- _Exercise objective_
Using the records that follow, copy every line containing the word "JSON".

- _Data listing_
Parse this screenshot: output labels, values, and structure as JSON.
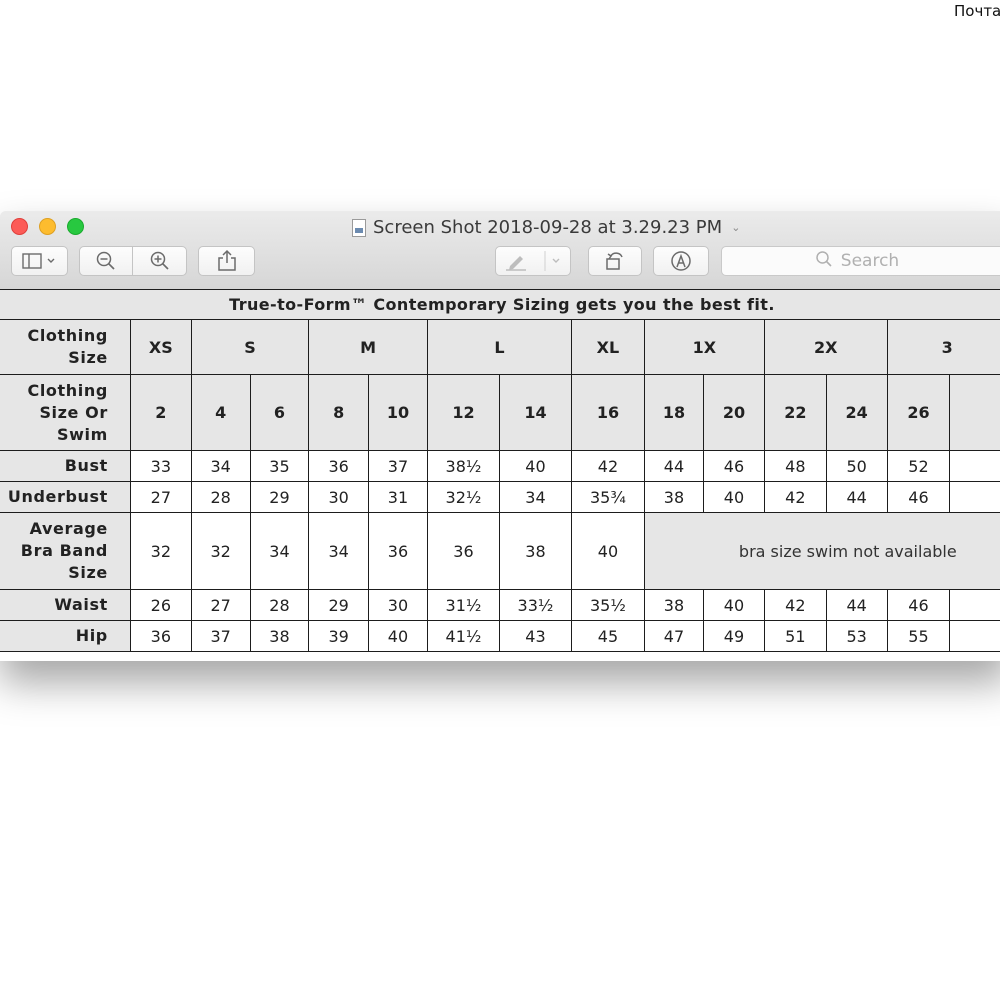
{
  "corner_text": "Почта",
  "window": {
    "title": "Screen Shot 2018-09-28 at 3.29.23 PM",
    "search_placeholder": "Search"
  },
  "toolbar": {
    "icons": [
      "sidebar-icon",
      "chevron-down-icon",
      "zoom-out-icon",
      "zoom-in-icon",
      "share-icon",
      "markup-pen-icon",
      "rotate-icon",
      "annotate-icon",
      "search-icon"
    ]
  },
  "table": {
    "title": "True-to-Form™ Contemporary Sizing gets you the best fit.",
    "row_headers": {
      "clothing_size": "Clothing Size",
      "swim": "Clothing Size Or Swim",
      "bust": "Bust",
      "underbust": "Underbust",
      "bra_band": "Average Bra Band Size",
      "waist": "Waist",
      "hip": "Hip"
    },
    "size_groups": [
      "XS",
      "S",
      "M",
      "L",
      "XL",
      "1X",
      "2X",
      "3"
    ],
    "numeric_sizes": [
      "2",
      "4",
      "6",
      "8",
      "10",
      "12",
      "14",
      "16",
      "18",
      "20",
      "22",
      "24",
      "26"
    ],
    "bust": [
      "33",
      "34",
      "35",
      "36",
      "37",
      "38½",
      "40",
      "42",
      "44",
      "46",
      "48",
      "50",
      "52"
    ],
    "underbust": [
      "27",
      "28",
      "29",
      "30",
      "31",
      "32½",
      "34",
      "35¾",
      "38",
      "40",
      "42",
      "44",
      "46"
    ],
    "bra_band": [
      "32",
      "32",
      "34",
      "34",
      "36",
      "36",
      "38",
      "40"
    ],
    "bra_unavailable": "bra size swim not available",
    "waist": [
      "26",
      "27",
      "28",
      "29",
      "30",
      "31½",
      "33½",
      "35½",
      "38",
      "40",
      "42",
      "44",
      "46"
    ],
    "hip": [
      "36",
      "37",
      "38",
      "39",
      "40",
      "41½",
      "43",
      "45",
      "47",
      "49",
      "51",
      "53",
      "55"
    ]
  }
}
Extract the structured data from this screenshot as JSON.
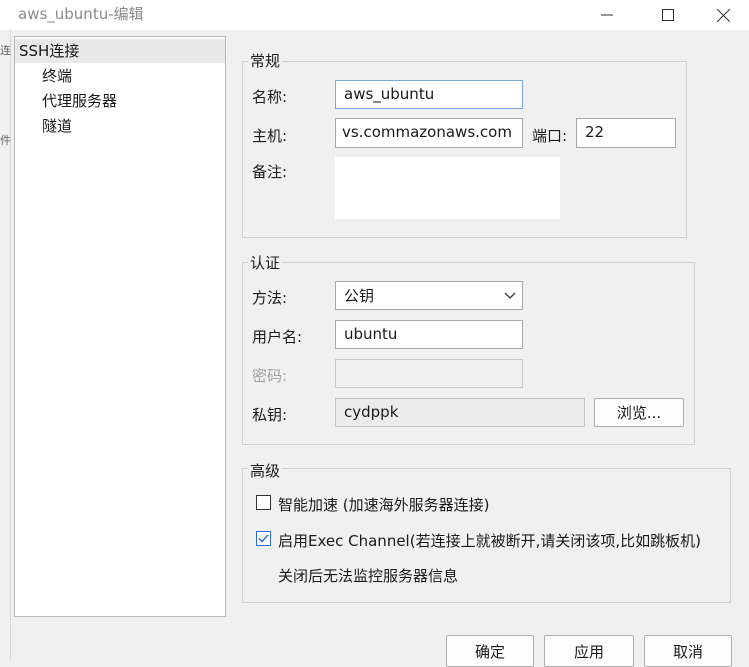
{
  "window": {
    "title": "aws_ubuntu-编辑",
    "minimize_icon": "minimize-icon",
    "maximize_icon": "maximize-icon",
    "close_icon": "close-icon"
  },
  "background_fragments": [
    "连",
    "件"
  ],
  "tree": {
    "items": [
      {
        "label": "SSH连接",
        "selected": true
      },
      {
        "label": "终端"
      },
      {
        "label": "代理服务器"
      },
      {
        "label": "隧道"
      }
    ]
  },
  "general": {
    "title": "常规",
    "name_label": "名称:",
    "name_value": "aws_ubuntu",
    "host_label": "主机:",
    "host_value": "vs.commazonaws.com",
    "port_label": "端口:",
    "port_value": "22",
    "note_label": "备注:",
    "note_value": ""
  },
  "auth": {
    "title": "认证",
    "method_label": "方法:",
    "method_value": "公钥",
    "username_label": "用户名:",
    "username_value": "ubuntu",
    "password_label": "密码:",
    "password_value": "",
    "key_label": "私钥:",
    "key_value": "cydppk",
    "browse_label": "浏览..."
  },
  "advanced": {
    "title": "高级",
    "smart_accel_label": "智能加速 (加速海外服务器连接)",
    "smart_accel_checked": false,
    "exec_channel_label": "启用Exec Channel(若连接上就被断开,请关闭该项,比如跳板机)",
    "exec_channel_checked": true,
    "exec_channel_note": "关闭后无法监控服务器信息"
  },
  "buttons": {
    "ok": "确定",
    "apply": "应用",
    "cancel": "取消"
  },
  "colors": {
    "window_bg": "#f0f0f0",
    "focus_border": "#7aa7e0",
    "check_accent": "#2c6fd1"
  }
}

- _Problem solution_
Parse this screenshot: output labels, values, and structure as JSON.
Extract the structured data from this screenshot as JSON.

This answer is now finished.